— start of Information shown —

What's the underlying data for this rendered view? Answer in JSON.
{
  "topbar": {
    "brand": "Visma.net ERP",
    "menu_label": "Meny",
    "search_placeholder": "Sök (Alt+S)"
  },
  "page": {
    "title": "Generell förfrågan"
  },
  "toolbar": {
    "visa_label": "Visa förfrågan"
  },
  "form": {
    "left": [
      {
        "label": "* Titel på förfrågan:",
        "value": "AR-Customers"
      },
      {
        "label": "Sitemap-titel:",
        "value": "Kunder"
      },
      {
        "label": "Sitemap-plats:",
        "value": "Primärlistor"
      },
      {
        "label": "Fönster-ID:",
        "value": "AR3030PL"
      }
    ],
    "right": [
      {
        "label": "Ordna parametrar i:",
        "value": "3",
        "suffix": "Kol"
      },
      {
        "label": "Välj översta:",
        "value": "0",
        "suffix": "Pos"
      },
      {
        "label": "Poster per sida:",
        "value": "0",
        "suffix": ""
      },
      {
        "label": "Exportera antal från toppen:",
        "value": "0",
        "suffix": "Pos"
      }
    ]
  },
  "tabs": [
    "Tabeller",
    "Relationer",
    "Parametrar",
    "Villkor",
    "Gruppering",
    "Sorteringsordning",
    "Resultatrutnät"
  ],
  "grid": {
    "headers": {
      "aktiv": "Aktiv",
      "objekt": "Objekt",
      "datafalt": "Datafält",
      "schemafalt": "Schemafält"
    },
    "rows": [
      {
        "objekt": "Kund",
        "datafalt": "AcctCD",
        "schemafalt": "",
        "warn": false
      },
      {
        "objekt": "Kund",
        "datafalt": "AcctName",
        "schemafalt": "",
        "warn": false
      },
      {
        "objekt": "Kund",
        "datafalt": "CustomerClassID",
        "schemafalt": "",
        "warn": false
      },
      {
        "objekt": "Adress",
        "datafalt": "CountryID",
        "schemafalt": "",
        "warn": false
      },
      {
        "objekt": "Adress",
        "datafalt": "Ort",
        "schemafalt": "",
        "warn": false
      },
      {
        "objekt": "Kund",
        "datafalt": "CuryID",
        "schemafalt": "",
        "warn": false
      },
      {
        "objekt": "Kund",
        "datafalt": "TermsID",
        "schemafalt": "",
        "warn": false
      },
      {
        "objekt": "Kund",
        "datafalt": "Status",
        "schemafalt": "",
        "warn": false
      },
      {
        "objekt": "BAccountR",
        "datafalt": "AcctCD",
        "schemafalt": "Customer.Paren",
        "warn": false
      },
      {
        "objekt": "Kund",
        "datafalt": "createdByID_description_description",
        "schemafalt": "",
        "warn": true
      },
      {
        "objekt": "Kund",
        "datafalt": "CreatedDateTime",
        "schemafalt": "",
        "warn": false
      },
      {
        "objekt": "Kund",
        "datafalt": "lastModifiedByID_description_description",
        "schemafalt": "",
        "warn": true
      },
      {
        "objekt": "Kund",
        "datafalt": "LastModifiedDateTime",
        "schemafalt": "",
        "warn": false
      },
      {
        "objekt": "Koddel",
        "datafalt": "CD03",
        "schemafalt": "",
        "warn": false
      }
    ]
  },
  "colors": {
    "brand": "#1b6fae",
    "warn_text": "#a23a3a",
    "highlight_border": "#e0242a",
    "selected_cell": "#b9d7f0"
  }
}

— end of Information shown —

◆ **Work to be completed**:
Write out the data exactly as it stands.

◆ **Output of the task**:
What's the underlying data for this rendered view? Answer in JSON.
{
  "topbar": {
    "brand": "Visma.net ERP",
    "menu_label": "Meny",
    "search_placeholder": "Sök (Alt+S)"
  },
  "page": {
    "title": "Generell förfrågan"
  },
  "toolbar": {
    "visa_label": "Visa förfrågan"
  },
  "form": {
    "left": [
      {
        "label": "* Titel på förfrågan:",
        "value": "AR-Customers"
      },
      {
        "label": "Sitemap-titel:",
        "value": "Kunder"
      },
      {
        "label": "Sitemap-plats:",
        "value": "Primärlistor"
      },
      {
        "label": "Fönster-ID:",
        "value": "AR3030PL"
      }
    ],
    "right": [
      {
        "label": "Ordna parametrar i:",
        "value": "3",
        "suffix": "Kol"
      },
      {
        "label": "Välj översta:",
        "value": "0",
        "suffix": "Pos"
      },
      {
        "label": "Poster per sida:",
        "value": "0",
        "suffix": ""
      },
      {
        "label": "Exportera antal från toppen:",
        "value": "0",
        "suffix": "Pos"
      }
    ]
  },
  "tabs": [
    "Tabeller",
    "Relationer",
    "Parametrar",
    "Villkor",
    "Gruppering",
    "Sorteringsordning",
    "Resultatrutnät"
  ],
  "grid": {
    "headers": {
      "aktiv": "Aktiv",
      "objekt": "Objekt",
      "datafalt": "Datafält",
      "schemafalt": "Schemafält"
    },
    "rows": [
      {
        "objekt": "Kund",
        "datafalt": "AcctCD",
        "schemafalt": "",
        "warn": false
      },
      {
        "objekt": "Kund",
        "datafalt": "AcctName",
        "schemafalt": "",
        "warn": false
      },
      {
        "objekt": "Kund",
        "datafalt": "CustomerClassID",
        "schemafalt": "",
        "warn": false
      },
      {
        "objekt": "Adress",
        "datafalt": "CountryID",
        "schemafalt": "",
        "warn": false
      },
      {
        "objekt": "Adress",
        "datafalt": "Ort",
        "schemafalt": "",
        "warn": false
      },
      {
        "objekt": "Kund",
        "datafalt": "CuryID",
        "schemafalt": "",
        "warn": false
      },
      {
        "objekt": "Kund",
        "datafalt": "TermsID",
        "schemafalt": "",
        "warn": false
      },
      {
        "objekt": "Kund",
        "datafalt": "Status",
        "schemafalt": "",
        "warn": false
      },
      {
        "objekt": "BAccountR",
        "datafalt": "AcctCD",
        "schemafalt": "Customer.Paren",
        "warn": false
      },
      {
        "objekt": "Kund",
        "datafalt": "createdByID_description_description",
        "schemafalt": "",
        "warn": true
      },
      {
        "objekt": "Kund",
        "datafalt": "CreatedDateTime",
        "schemafalt": "",
        "warn": false
      },
      {
        "objekt": "Kund",
        "datafalt": "lastModifiedByID_description_description",
        "schemafalt": "",
        "warn": true
      },
      {
        "objekt": "Kund",
        "datafalt": "LastModifiedDateTime",
        "schemafalt": "",
        "warn": false
      },
      {
        "objekt": "Koddel",
        "datafalt": "CD03",
        "schemafalt": "",
        "warn": false
      }
    ]
  },
  "colors": {
    "brand": "#1b6fae",
    "warn_text": "#a23a3a",
    "highlight_border": "#e0242a",
    "selected_cell": "#b9d7f0"
  }
}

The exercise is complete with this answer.